| What you need to do |
Transcribe the records that follow. Keep every word exactly, and drop the pictures.

##### Given records

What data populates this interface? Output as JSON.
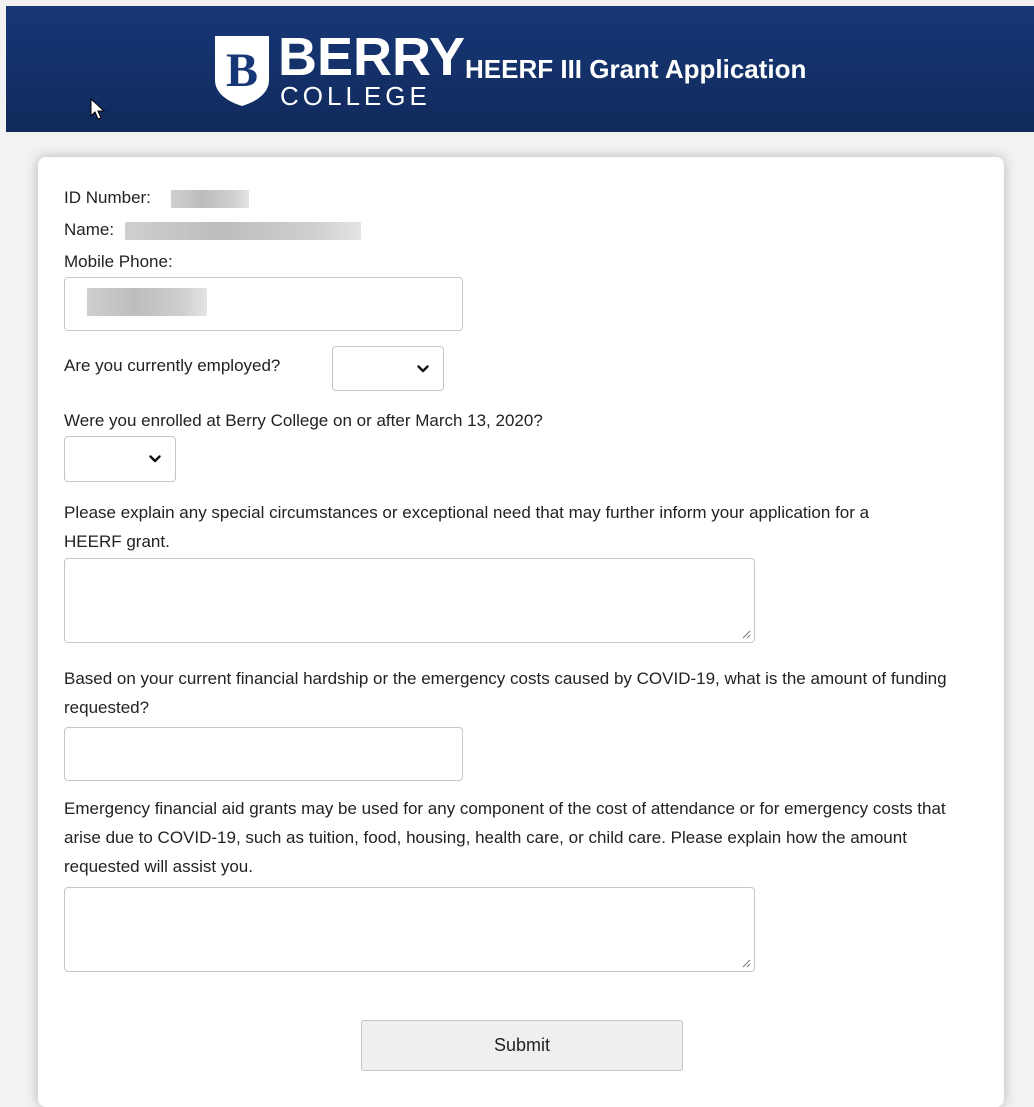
{
  "header": {
    "logo_letter": "B",
    "logo_word": "BERRY",
    "logo_sub": "COLLEGE",
    "title": "HEERF III Grant Application",
    "bar_color": "#163776"
  },
  "form": {
    "id_label": "ID Number:",
    "name_label": "Name:",
    "phone_label": "Mobile Phone:",
    "employed_question": "Are you currently employed?",
    "employed_value": "",
    "enrolled_question": "Were you enrolled at Berry College on or after March 13, 2020?",
    "enrolled_value": "",
    "circumstances_question": "Please explain any special circumstances or exceptional need that may further inform your application for a HEERF grant.",
    "circumstances_value": "",
    "amount_question": "Based on your current financial hardship or the emergency costs caused by COVID-19, what is the amount of funding requested?",
    "amount_value": "",
    "assist_question": "Emergency financial aid grants may be used for any component of the cost of attendance or for emergency costs that arise due to COVID-19, such as tuition, food, housing, health care, or child care. Please explain how the amount requested will assist you.",
    "assist_value": "",
    "submit_label": "Submit"
  },
  "icons": {
    "cursor": "mouse-pointer-icon",
    "select_arrow": "chevron-down-icon",
    "resize": "resize-grip-icon"
  }
}
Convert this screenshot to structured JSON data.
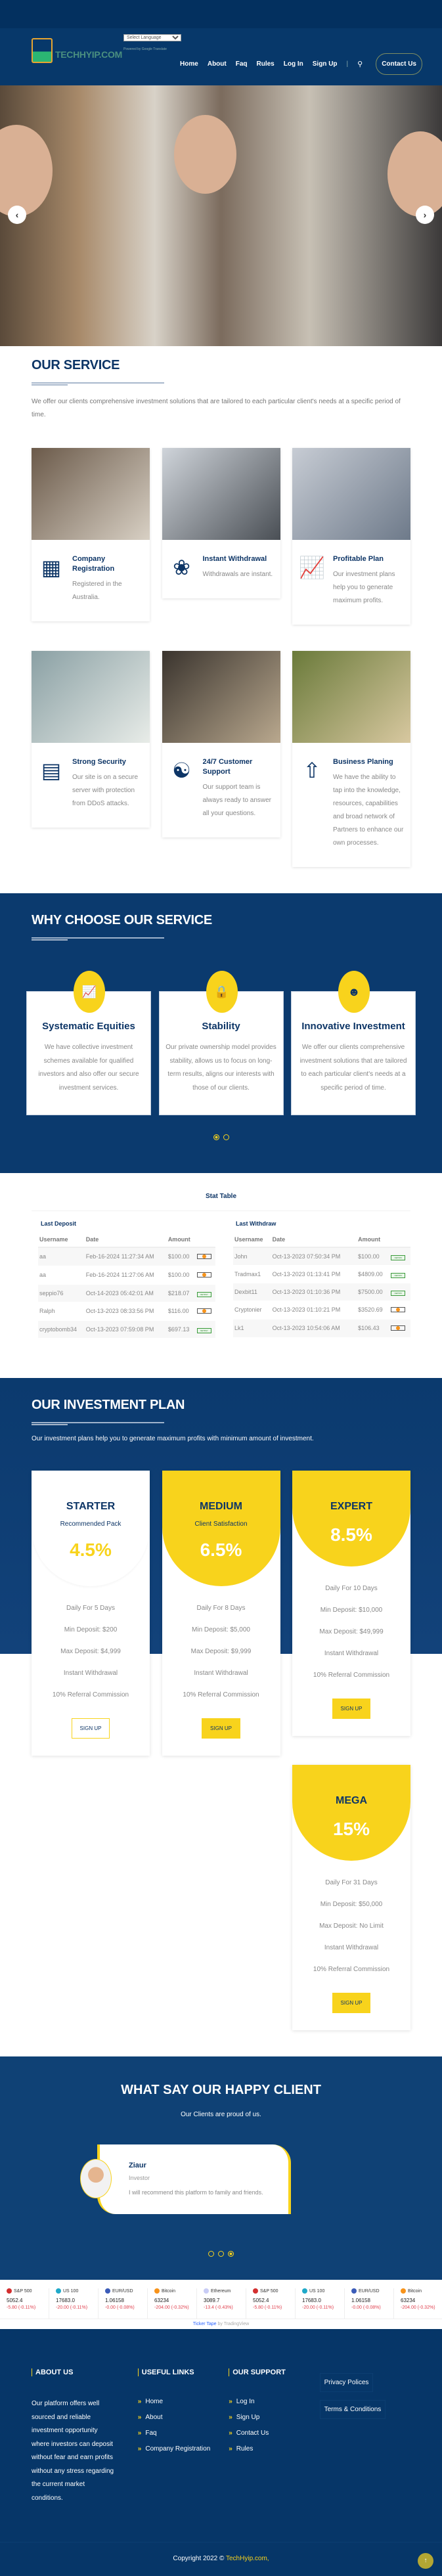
{
  "header": {
    "logo_text": "TECHHYIP.COM",
    "language_select": "Select Language",
    "powered_by": "Powered by Google Translate",
    "nav": [
      "Home",
      "About",
      "Faq",
      "Rules",
      "Log In",
      "Sign Up"
    ],
    "contact_label": "Contact Us"
  },
  "service": {
    "title": "OUR SERVICE",
    "lead": "We offer our clients comprehensive investment solutions that are tailored to each particular client's needs at a specific period of time.",
    "cards": [
      {
        "title": "Company Registration",
        "desc": "Registered in the Australia.",
        "icon": "strategy-board-icon"
      },
      {
        "title": "Instant Withdrawal",
        "desc": "Withdrawals are instant.",
        "icon": "growth-plant-hand-icon"
      },
      {
        "title": "Profitable Plan",
        "desc": "Our investment plans help you to generate maximum profits.",
        "icon": "chart-dollar-magnifier-icon"
      },
      {
        "title": "Strong Security",
        "desc": "Our site is on a secure server with protection from DDoS attacks.",
        "icon": "money-stack-icon"
      },
      {
        "title": "24/7 Customer Support",
        "desc": "Our support team is always ready to answer all your questions.",
        "icon": "team-network-icon"
      },
      {
        "title": "Business Planing",
        "desc": "We have the ability to tap into the knowledge, resources, capabilities and broad network of Partners to enhance our own processes.",
        "icon": "rocket-launch-icon"
      }
    ]
  },
  "why": {
    "title": "WHY CHOOSE OUR SERVICE",
    "cards": [
      {
        "title": "Systematic Equities",
        "desc": "We have collective investment schemes available for qualified investors and also offer our secure investment services.",
        "icon": "growth-chart-icon"
      },
      {
        "title": "Stability",
        "desc": "Our private ownership model provides stability, allows us to focus on long-term results, aligns our interests with those of our clients.",
        "icon": "padlock-icon"
      },
      {
        "title": "Innovative Investment",
        "desc": "We offer our clients comprehensive investment solutions that are tailored to each particular client's needs at a specific period of time.",
        "icon": "group-icon"
      }
    ],
    "active_slide": 1,
    "slides": 2
  },
  "stats": {
    "title": "Stat Table",
    "deposit": {
      "title": "Last Deposit",
      "headers": [
        "Username",
        "Date",
        "Amount"
      ],
      "rows": [
        [
          "aa",
          "Feb-16-2024 11:27:34 AM",
          "$100.00",
          "bitcoin"
        ],
        [
          "aa",
          "Feb-16-2024 11:27:06 AM",
          "$100.00",
          "bitcoin"
        ],
        [
          "seppio76",
          "Oct-14-2023 05:42:01 AM",
          "$218.07",
          "netpay"
        ],
        [
          "Ralph",
          "Oct-13-2023 08:33:56 PM",
          "$116.00",
          "bitcoin"
        ],
        [
          "cryptobomb34",
          "Oct-13-2023 07:59:08 PM",
          "$697.13",
          "netpay"
        ]
      ]
    },
    "withdraw": {
      "title": "Last Withdraw",
      "headers": [
        "Username",
        "Date",
        "Amount"
      ],
      "rows": [
        [
          "John",
          "Oct-13-2023 07:50:34 PM",
          "$100.00",
          "netpay"
        ],
        [
          "Tradmax1",
          "Oct-13-2023 01:13:41 PM",
          "$4809.00",
          "netpay"
        ],
        [
          "Dexbit11",
          "Oct-13-2023 01:10:36 PM",
          "$7500.00",
          "netpay"
        ],
        [
          "Cryptonier",
          "Oct-13-2023 01:10:21 PM",
          "$3520.69",
          "bitcoin"
        ],
        [
          "Lk1",
          "Oct-13-2023 10:54:06 AM",
          "$106.43",
          "bitcoin"
        ]
      ]
    },
    "netpay_label": "NETPAY"
  },
  "plans": {
    "title": "OUR INVESTMENT PLAN",
    "lead": "Our investment plans help you to generate maximum profits with minimum amount of investment.",
    "button": "SIGN UP",
    "items": [
      {
        "name": "STARTER",
        "sub": "Recommended Pack",
        "rate": "4.5%",
        "features": [
          "Daily For 5 Days",
          "Min Deposit: $200",
          "Max Deposit: $4,999",
          "Instant Withdrawal",
          "10% Referral Commission"
        ]
      },
      {
        "name": "MEDIUM",
        "sub": "Client Satisfaction",
        "rate": "6.5%",
        "features": [
          "Daily For 8 Days",
          "Min Deposit: $5,000",
          "Max Deposit: $9,999",
          "Instant Withdrawal",
          "10% Referral Commission"
        ]
      },
      {
        "name": "EXPERT",
        "sub": "",
        "rate": "8.5%",
        "features": [
          "Daily For 10 Days",
          "Min Deposit: $10,000",
          "Max Deposit: $49,999",
          "Instant Withdrawal",
          "10% Referral Commission"
        ]
      },
      {
        "name": "MEGA",
        "sub": "",
        "rate": "15%",
        "features": [
          "Daily For 31 Days",
          "Min Deposit: $50,000",
          "Max Deposit: No Limit",
          "Instant Withdrawal",
          "10% Referral Commission"
        ]
      }
    ]
  },
  "testimonial": {
    "title": "WHAT SAY OUR HAPPY CLIENT",
    "sub": "Our Clients are proud of us.",
    "name": "Ziaur",
    "role": "Investor",
    "quote": "I will recommend this platform to family and friends.",
    "active_slide": 3,
    "slides": 3
  },
  "ticker": {
    "items": [
      {
        "name": "S&P 500",
        "value": "5052.4",
        "change": "-5.80 (-0.11%)",
        "color": "#d32f2f"
      },
      {
        "name": "US 100",
        "value": "17683.0",
        "change": "-20.00 (-0.11%)",
        "color": "#1fa9c9"
      },
      {
        "name": "EUR/USD",
        "value": "1.06158",
        "change": "-0.00 (-0.08%)",
        "color": "#3b5cb8"
      },
      {
        "name": "Bitcoin",
        "value": "63234",
        "change": "-204.00 (-0.32%)",
        "color": "#f7931a"
      },
      {
        "name": "Ethereum",
        "value": "3089.7",
        "change": "-13.4 (-0.43%)",
        "color": "#c8ccf5"
      }
    ],
    "credit_link": "Ticker Tape",
    "credit_rest": " by TradingView"
  },
  "footer": {
    "about_title": "ABOUT US",
    "about_text": "Our platform offers well sourced and reliable investment opportunity where investors can deposit without fear and earn profits without any stress regarding the current market conditions.",
    "useful_title": "USEFUL LINKS",
    "useful": [
      "Home",
      "About",
      "Faq",
      "Company Registration"
    ],
    "support_title": "OUR SUPPORT",
    "support": [
      "Log In",
      "Sign Up",
      "Contact Us",
      "Rules"
    ],
    "extra": [
      "Privacy Polices",
      "Terms & Conditions"
    ],
    "copyright": "Copyright 2022 © ",
    "brand": "TechHyip.com,"
  },
  "colors": {
    "navy": "#0d3566",
    "accent_yellow": "#f8d31c",
    "negative": "#e0424f"
  }
}
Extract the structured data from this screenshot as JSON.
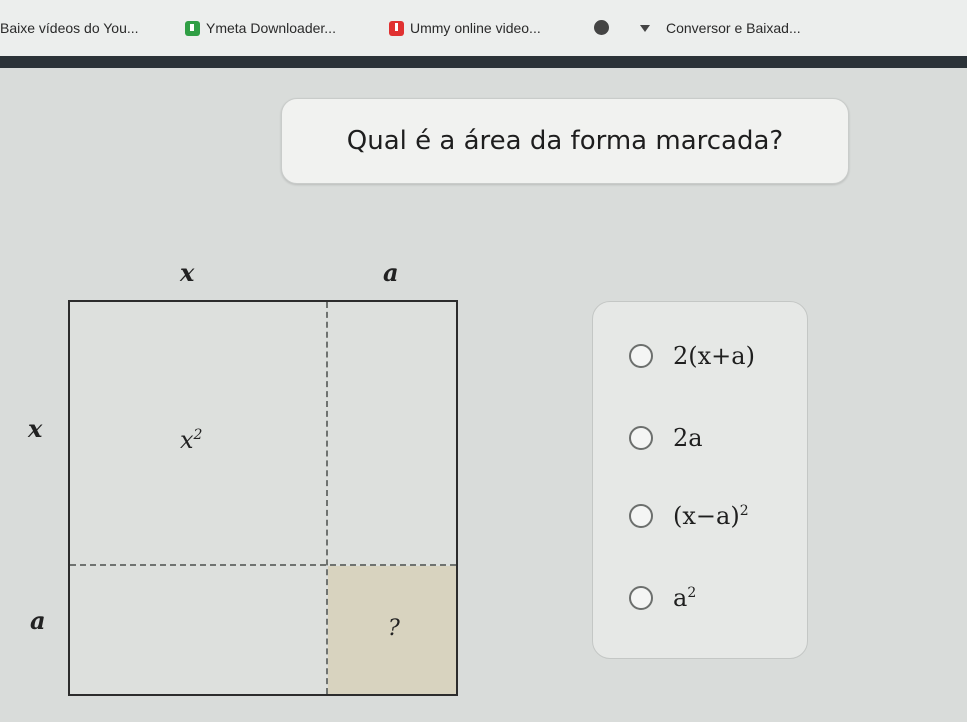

##########

| In response |
What data populates this interface? Output as JSON.
{
  "header": {
    "logo_letter": "B",
    "logo_word": "BERRY",
    "logo_sub": "COLLEGE",
    "title": "HEERF III Grant Application",
    "bar_color": "#163776"
  },
  "form": {
    "id_label": "ID Number:",
    "name_label": "Name:",
    "phone_label": "Mobile Phone:",
    "employed_question": "Are you currently employed?",
    "employed_value": "",
    "enrolled_question": "Were you enrolled at Berry College on or after March 13, 2020?",
    "enrolled_value": "",
    "circumstances_question": "Please explain any special circumstances or exceptional need that may further inform your application for a HEERF grant.",
    "circumstances_value": "",
    "amount_question": "Based on your current financial hardship or the emergency costs caused by COVID-19, what is the amount of funding requested?",
    "amount_value": "",
    "assist_question": "Emergency financial aid grants may be used for any component of the cost of attendance or for emergency costs that arise due to COVID-19, such as tuition, food, housing, health care, or child care. Please explain how the amount requested will assist you.",
    "assist_value": "",
    "submit_label": "Submit"
  },
  "icons": {
    "cursor": "mouse-pointer-icon",
    "select_arrow": "chevron-down-icon",
    "resize": "resize-grip-icon"
  }
}
Convert this screenshot to structured JSON data.
{
  "header": {
    "logo_text": "TECHHYIP.COM",
    "language_select": "Select Language",
    "powered_by": "Powered by Google Translate",
    "nav": [
      "Home",
      "About",
      "Faq",
      "Rules",
      "Log In",
      "Sign Up"
    ],
    "contact_label": "Contact Us"
  },
  "service": {
    "title": "OUR SERVICE",
    "lead": "We offer our clients comprehensive investment solutions that are tailored to each particular client's needs at a specific period of time.",
    "cards": [
      {
        "title": "Company Registration",
        "desc": "Registered in the Australia.",
        "icon": "strategy-board-icon"
      },
      {
        "title": "Instant Withdrawal",
        "desc": "Withdrawals are instant.",
        "icon": "growth-plant-hand-icon"
      },
      {
        "title": "Profitable Plan",
        "desc": "Our investment plans help you to generate maximum profits.",
        "icon": "chart-dollar-magnifier-icon"
      },
      {
        "title": "Strong Security",
        "desc": "Our site is on a secure server with protection from DDoS attacks.",
        "icon": "money-stack-icon"
      },
      {
        "title": "24/7 Customer Support",
        "desc": "Our support team is always ready to answer all your questions.",
        "icon": "team-network-icon"
      },
      {
        "title": "Business Planing",
        "desc": "We have the ability to tap into the knowledge, resources, capabilities and broad network of Partners to enhance our own processes.",
        "icon": "rocket-launch-icon"
      }
    ]
  },
  "why": {
    "title": "WHY CHOOSE OUR SERVICE",
    "cards": [
      {
        "title": "Systematic Equities",
        "desc": "We have collective investment schemes available for qualified investors and also offer our secure investment services.",
        "icon": "growth-chart-icon"
      },
      {
        "title": "Stability",
        "desc": "Our private ownership model provides stability, allows us to focus on long-term results, aligns our interests with those of our clients.",
        "icon": "padlock-icon"
      },
      {
        "title": "Innovative Investment",
        "desc": "We offer our clients comprehensive investment solutions that are tailored to each particular client's needs at a specific period of time.",
        "icon": "group-icon"
      }
    ],
    "active_slide": 1,
    "slides": 2
  },
  "stats": {
    "title": "Stat Table",
    "deposit": {
      "title": "Last Deposit",
      "headers": [
        "Username",
        "Date",
        "Amount"
      ],
      "rows": [
        [
          "aa",
          "Feb-16-2024 11:27:34 AM",
          "$100.00",
          "bitcoin"
        ],
        [
          "aa",
          "Feb-16-2024 11:27:06 AM",
          "$100.00",
          "bitcoin"
        ],
        [
          "seppio76",
          "Oct-14-2023 05:42:01 AM",
          "$218.07",
          "netpay"
        ],
        [
          "Ralph",
          "Oct-13-2023 08:33:56 PM",
          "$116.00",
          "bitcoin"
        ],
        [
          "cryptobomb34",
          "Oct-13-2023 07:59:08 PM",
          "$697.13",
          "netpay"
        ]
      ]
    },
    "withdraw": {
      "title": "Last Withdraw",
      "headers": [
        "Username",
        "Date",
        "Amount"
      ],
      "rows": [
        [
          "John",
          "Oct-13-2023 07:50:34 PM",
          "$100.00",
          "netpay"
        ],
        [
          "Tradmax1",
          "Oct-13-2023 01:13:41 PM",
          "$4809.00",
          "netpay"
        ],
        [
          "Dexbit11",
          "Oct-13-2023 01:10:36 PM",
          "$7500.00",
          "netpay"
        ],
        [
          "Cryptonier",
          "Oct-13-2023 01:10:21 PM",
          "$3520.69",
          "bitcoin"
        ],
        [
          "Lk1",
          "Oct-13-2023 10:54:06 AM",
          "$106.43",
          "bitcoin"
        ]
      ]
    },
    "netpay_label": "NETPAY"
  },
  "plans": {
    "title": "OUR INVESTMENT PLAN",
    "lead": "Our investment plans help you to generate maximum profits with minimum amount of investment.",
    "button": "SIGN UP",
    "items": [
      {
        "name": "STARTER",
        "sub": "Recommended Pack",
        "rate": "4.5%",
        "features": [
          "Daily For 5 Days",
          "Min Deposit: $200",
          "Max Deposit: $4,999",
          "Instant Withdrawal",
          "10% Referral Commission"
        ]
      },
      {
        "name": "MEDIUM",
        "sub": "Client Satisfaction",
        "rate": "6.5%",
        "features": [
          "Daily For 8 Days",
          "Min Deposit: $5,000",
          "Max Deposit: $9,999",
          "Instant Withdrawal",
          "10% Referral Commission"
        ]
      },
      {
        "name": "EXPERT",
        "sub": "",
        "rate": "8.5%",
        "features": [
          "Daily For 10 Days",
          "Min Deposit: $10,000",
          "Max Deposit: $49,999",
          "Instant Withdrawal",
          "10% Referral Commission"
        ]
      },
      {
        "name": "MEGA",
        "sub": "",
        "rate": "15%",
        "features": [
          "Daily For 31 Days",
          "Min Deposit: $50,000",
          "Max Deposit: No Limit",
          "Instant Withdrawal",
          "10% Referral Commission"
        ]
      }
    ]
  },
  "testimonial": {
    "title": "WHAT SAY OUR HAPPY CLIENT",
    "sub": "Our Clients are proud of us.",
    "name": "Ziaur",
    "role": "Investor",
    "quote": "I will recommend this platform to family and friends.",
    "active_slide": 3,
    "slides": 3
  },
  "ticker": {
    "items": [
      {
        "name": "S&P 500",
        "value": "5052.4",
        "change": "-5.80 (-0.11%)",
        "color": "#d32f2f"
      },
      {
        "name": "US 100",
        "value": "17683.0",
        "change": "-20.00 (-0.11%)",
        "color": "#1fa9c9"
      },
      {
        "name": "EUR/USD",
        "value": "1.06158",
        "change": "-0.00 (-0.08%)",
        "color": "#3b5cb8"
      },
      {
        "name": "Bitcoin",
        "value": "63234",
        "change": "-204.00 (-0.32%)",
        "color": "#f7931a"
      },
      {
        "name": "Ethereum",
        "value": "3089.7",
        "change": "-13.4 (-0.43%)",
        "color": "#c8ccf5"
      }
    ],
    "credit_link": "Ticker Tape",
    "credit_rest": " by TradingView"
  },
  "footer": {
    "about_title": "ABOUT US",
    "about_text": "Our platform offers well sourced and reliable investment opportunity where investors can deposit without fear and earn profits without any stress regarding the current market conditions.",
    "useful_title": "USEFUL LINKS",
    "useful": [
      "Home",
      "About",
      "Faq",
      "Company Registration"
    ],
    "support_title": "OUR SUPPORT",
    "support": [
      "Log In",
      "Sign Up",
      "Contact Us",
      "Rules"
    ],
    "extra": [
      "Privacy Polices",
      "Terms & Conditions"
    ],
    "copyright": "Copyright 2022 © ",
    "brand": "TechHyip.com,"
  },
  "colors": {
    "navy": "#0d3566",
    "accent_yellow": "#f8d31c",
    "negative": "#e0424f"
  }
}
Extract the structured data from this screenshot as JSON.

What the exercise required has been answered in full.